# START OF STORED ROWS

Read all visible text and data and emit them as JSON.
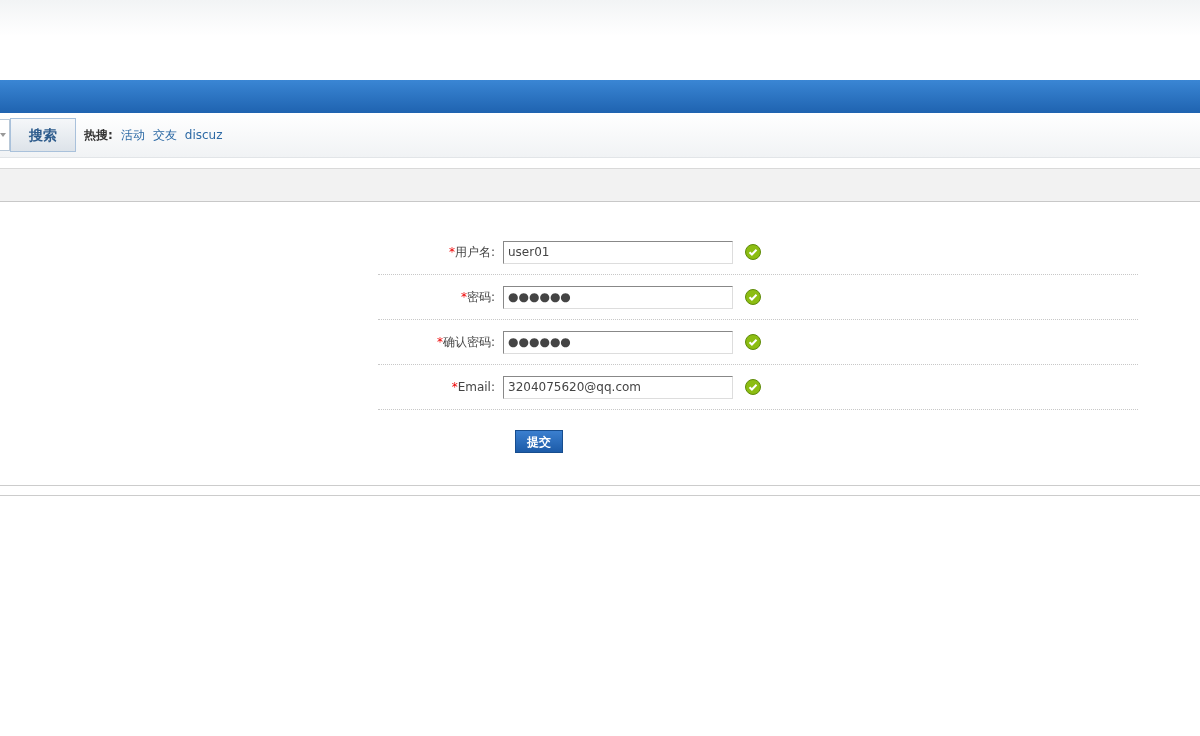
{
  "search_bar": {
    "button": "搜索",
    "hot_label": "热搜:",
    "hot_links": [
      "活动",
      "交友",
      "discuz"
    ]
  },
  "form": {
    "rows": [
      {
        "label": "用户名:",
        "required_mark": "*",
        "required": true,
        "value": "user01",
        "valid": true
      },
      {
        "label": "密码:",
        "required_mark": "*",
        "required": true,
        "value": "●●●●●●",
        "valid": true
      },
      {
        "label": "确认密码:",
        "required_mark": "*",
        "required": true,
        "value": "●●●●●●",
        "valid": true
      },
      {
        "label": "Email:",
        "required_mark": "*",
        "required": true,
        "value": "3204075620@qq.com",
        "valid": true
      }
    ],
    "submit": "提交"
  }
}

# END OF STORED ROWS

**YOUR OBJECTIVE:** Verbatim reproduction of every record is required; images are left out.

**ANSWER TO THE PROBLEM:**
Read all visible text and data and emit them as JSON.
{
  "search_bar": {
    "button": "搜索",
    "hot_label": "热搜:",
    "hot_links": [
      "活动",
      "交友",
      "discuz"
    ]
  },
  "form": {
    "rows": [
      {
        "label": "用户名:",
        "required_mark": "*",
        "required": true,
        "value": "user01",
        "valid": true
      },
      {
        "label": "密码:",
        "required_mark": "*",
        "required": true,
        "value": "●●●●●●",
        "valid": true
      },
      {
        "label": "确认密码:",
        "required_mark": "*",
        "required": true,
        "value": "●●●●●●",
        "valid": true
      },
      {
        "label": "Email:",
        "required_mark": "*",
        "required": true,
        "value": "3204075620@qq.com",
        "valid": true
      }
    ],
    "submit": "提交"
  }
}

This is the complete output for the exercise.